- [Given entries]:
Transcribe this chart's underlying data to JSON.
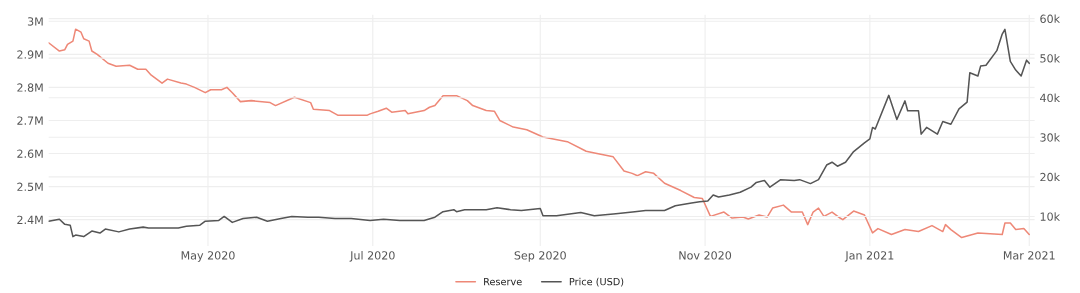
{
  "chart_data": {
    "type": "line",
    "xlim": [
      "2020-03-03",
      "2021-03-03"
    ],
    "xticks": [
      {
        "value": "2020-05-01",
        "label": "May 2020"
      },
      {
        "value": "2020-07-01",
        "label": "Jul 2020"
      },
      {
        "value": "2020-09-01",
        "label": "Sep 2020"
      },
      {
        "value": "2020-11-01",
        "label": "Nov 2020"
      },
      {
        "value": "2021-01-01",
        "label": "Jan 2021"
      },
      {
        "value": "2021-03-01",
        "label": "Mar 2021"
      }
    ],
    "ylim": [
      2320000,
      3020000
    ],
    "yticks": [
      {
        "value": 2400000,
        "label": "2.4M"
      },
      {
        "value": 2500000,
        "label": "2.5M"
      },
      {
        "value": 2600000,
        "label": "2.6M"
      },
      {
        "value": 2700000,
        "label": "2.7M"
      },
      {
        "value": 2800000,
        "label": "2.8M"
      },
      {
        "value": 2900000,
        "label": "2.9M"
      },
      {
        "value": 3000000,
        "label": "3M"
      }
    ],
    "y2lim": [
      2500,
      61000
    ],
    "y2ticks": [
      {
        "value": 10000,
        "label": "10k"
      },
      {
        "value": 20000,
        "label": "20k"
      },
      {
        "value": 30000,
        "label": "30k"
      },
      {
        "value": 40000,
        "label": "40k"
      },
      {
        "value": 50000,
        "label": "50k"
      },
      {
        "value": 60000,
        "label": "60k"
      }
    ],
    "grid": true,
    "legend": "bottom",
    "series": [
      {
        "name": "Reserve",
        "color": "#ee8877",
        "x": [
          "2020-03-03",
          "2020-03-07",
          "2020-03-09",
          "2020-03-10",
          "2020-03-12",
          "2020-03-13",
          "2020-03-15",
          "2020-03-16",
          "2020-03-18",
          "2020-03-19",
          "2020-03-21",
          "2020-03-25",
          "2020-03-28",
          "2020-04-02",
          "2020-04-05",
          "2020-04-08",
          "2020-04-10",
          "2020-04-14",
          "2020-04-16",
          "2020-04-21",
          "2020-04-23",
          "2020-04-26",
          "2020-04-30",
          "2020-05-02",
          "2020-05-06",
          "2020-05-08",
          "2020-05-10",
          "2020-05-13",
          "2020-05-17",
          "2020-05-24",
          "2020-05-26",
          "2020-06-02",
          "2020-06-08",
          "2020-06-09",
          "2020-06-15",
          "2020-06-18",
          "2020-06-23",
          "2020-06-29",
          "2020-06-30",
          "2020-07-03",
          "2020-07-06",
          "2020-07-08",
          "2020-07-13",
          "2020-07-14",
          "2020-07-20",
          "2020-07-22",
          "2020-07-24",
          "2020-07-27",
          "2020-08-01",
          "2020-08-05",
          "2020-08-07",
          "2020-08-12",
          "2020-08-15",
          "2020-08-17",
          "2020-08-22",
          "2020-08-27",
          "2020-09-02",
          "2020-09-11",
          "2020-09-18",
          "2020-09-22",
          "2020-09-28",
          "2020-10-02",
          "2020-10-05",
          "2020-10-07",
          "2020-10-10",
          "2020-10-13",
          "2020-10-17",
          "2020-10-23",
          "2020-10-28",
          "2020-10-31",
          "2020-11-03",
          "2020-11-08",
          "2020-11-11",
          "2020-11-15",
          "2020-11-17",
          "2020-11-21",
          "2020-11-24",
          "2020-11-26",
          "2020-11-30",
          "2020-12-03",
          "2020-12-07",
          "2020-12-09",
          "2020-12-11",
          "2020-12-13",
          "2020-12-15",
          "2020-12-18",
          "2020-12-21",
          "2020-12-22",
          "2020-12-26",
          "2020-12-30",
          "2021-01-02",
          "2021-01-04",
          "2021-01-09",
          "2021-01-14",
          "2021-01-19",
          "2021-01-24",
          "2021-01-28",
          "2021-01-29",
          "2021-01-31",
          "2021-02-04",
          "2021-02-10",
          "2021-02-19",
          "2021-02-20",
          "2021-02-22",
          "2021-02-24",
          "2021-02-27",
          "2021-03-01"
        ],
        "values": [
          2935000,
          2910000,
          2914000,
          2930000,
          2940000,
          2976000,
          2967000,
          2947000,
          2940000,
          2910000,
          2900000,
          2873000,
          2864000,
          2867000,
          2855000,
          2855000,
          2837000,
          2813000,
          2825000,
          2813000,
          2810000,
          2800000,
          2784000,
          2793000,
          2793000,
          2800000,
          2784000,
          2757000,
          2760000,
          2754000,
          2745000,
          2770000,
          2754000,
          2734000,
          2730000,
          2716000,
          2716000,
          2716000,
          2720000,
          2728000,
          2737000,
          2725000,
          2730000,
          2720000,
          2730000,
          2740000,
          2745000,
          2775000,
          2775000,
          2760000,
          2745000,
          2730000,
          2728000,
          2700000,
          2680000,
          2672000,
          2650000,
          2636000,
          2607000,
          2600000,
          2590000,
          2547000,
          2540000,
          2533000,
          2545000,
          2540000,
          2510000,
          2488000,
          2467000,
          2464000,
          2410000,
          2423000,
          2405000,
          2408000,
          2402000,
          2414000,
          2408000,
          2435000,
          2444000,
          2423000,
          2423000,
          2385000,
          2423000,
          2435000,
          2410000,
          2423000,
          2405000,
          2400000,
          2426000,
          2414000,
          2360000,
          2373000,
          2355000,
          2370000,
          2364000,
          2382000,
          2364000,
          2385000,
          2370000,
          2346000,
          2360000,
          2355000,
          2390000,
          2390000,
          2370000,
          2373000,
          2355000
        ]
      },
      {
        "name": "Price (USD)",
        "color": "#555555",
        "axis": "y2",
        "x": [
          "2020-03-03",
          "2020-03-07",
          "2020-03-09",
          "2020-03-11",
          "2020-03-12",
          "2020-03-13",
          "2020-03-16",
          "2020-03-19",
          "2020-03-22",
          "2020-03-24",
          "2020-03-29",
          "2020-04-02",
          "2020-04-07",
          "2020-04-09",
          "2020-04-15",
          "2020-04-20",
          "2020-04-23",
          "2020-04-28",
          "2020-04-30",
          "2020-05-05",
          "2020-05-07",
          "2020-05-10",
          "2020-05-14",
          "2020-05-19",
          "2020-05-23",
          "2020-05-28",
          "2020-06-01",
          "2020-06-07",
          "2020-06-11",
          "2020-06-17",
          "2020-06-23",
          "2020-06-30",
          "2020-07-05",
          "2020-07-11",
          "2020-07-20",
          "2020-07-24",
          "2020-07-27",
          "2020-07-31",
          "2020-08-01",
          "2020-08-04",
          "2020-08-12",
          "2020-08-16",
          "2020-08-21",
          "2020-08-25",
          "2020-09-01",
          "2020-09-02",
          "2020-09-07",
          "2020-09-16",
          "2020-09-21",
          "2020-09-29",
          "2020-10-06",
          "2020-10-10",
          "2020-10-17",
          "2020-10-21",
          "2020-10-27",
          "2020-10-30",
          "2020-11-02",
          "2020-11-04",
          "2020-11-06",
          "2020-11-10",
          "2020-11-14",
          "2020-11-18",
          "2020-11-20",
          "2020-11-23",
          "2020-11-25",
          "2020-11-29",
          "2020-12-04",
          "2020-12-06",
          "2020-12-10",
          "2020-12-13",
          "2020-12-16",
          "2020-12-18",
          "2020-12-20",
          "2020-12-23",
          "2020-12-26",
          "2020-12-30",
          "2021-01-01",
          "2021-01-02",
          "2021-01-03",
          "2021-01-08",
          "2021-01-11",
          "2021-01-14",
          "2021-01-15",
          "2021-01-19",
          "2021-01-20",
          "2021-01-22",
          "2021-01-26",
          "2021-01-28",
          "2021-01-31",
          "2021-02-03",
          "2021-02-06",
          "2021-02-07",
          "2021-02-10",
          "2021-02-11",
          "2021-02-13",
          "2021-02-17",
          "2021-02-19",
          "2021-02-20",
          "2021-02-22",
          "2021-02-24",
          "2021-02-26",
          "2021-02-28",
          "2021-03-01"
        ],
        "values": [
          8800,
          9300,
          8000,
          7800,
          4900,
          5300,
          4900,
          6300,
          5800,
          6800,
          6100,
          6800,
          7300,
          7100,
          7100,
          7100,
          7500,
          7800,
          8800,
          9000,
          10000,
          8500,
          9500,
          9800,
          8800,
          9500,
          10000,
          9800,
          9800,
          9500,
          9500,
          9000,
          9300,
          9000,
          9000,
          9800,
          11200,
          11700,
          11200,
          11700,
          11700,
          12200,
          11700,
          11500,
          12000,
          10200,
          10200,
          11000,
          10200,
          10700,
          11200,
          11500,
          11500,
          12700,
          13400,
          13700,
          13900,
          15400,
          14900,
          15400,
          16100,
          17400,
          18600,
          19100,
          17400,
          19300,
          19100,
          19300,
          18300,
          19300,
          23000,
          23700,
          22700,
          23700,
          26400,
          28600,
          29600,
          32500,
          32100,
          40600,
          34500,
          39200,
          36700,
          36700,
          30800,
          32500,
          30800,
          34000,
          33300,
          37200,
          38900,
          46300,
          45500,
          48000,
          48200,
          51900,
          56100,
          57300,
          49200,
          47000,
          45500,
          49500,
          48700
        ]
      }
    ]
  }
}
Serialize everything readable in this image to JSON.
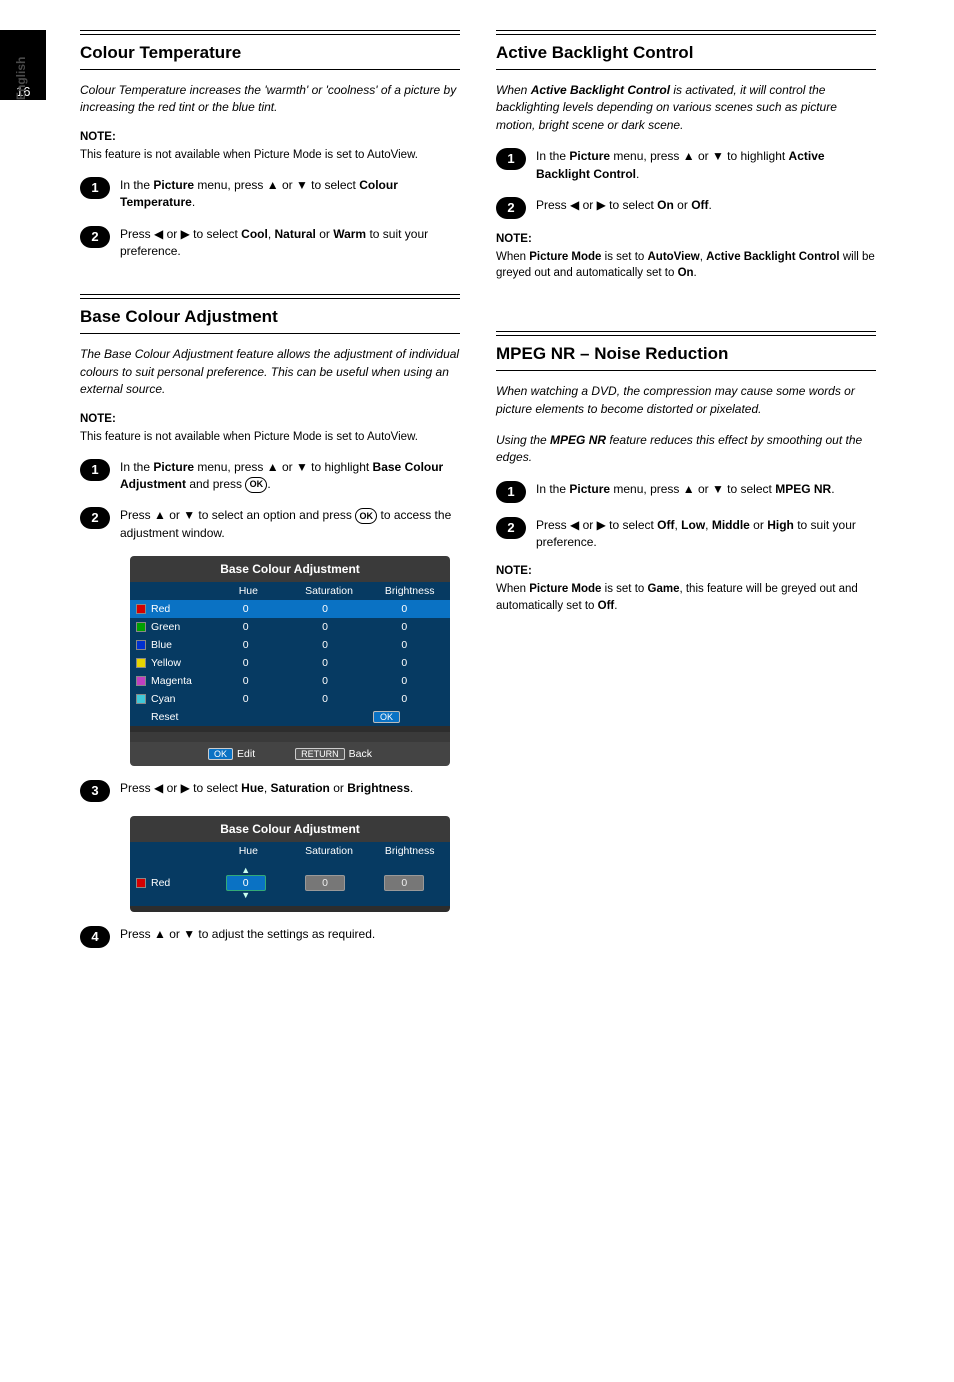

- [To do]: Provide only the count of lines in the data above that include the string "this".

- [Solution below]: 2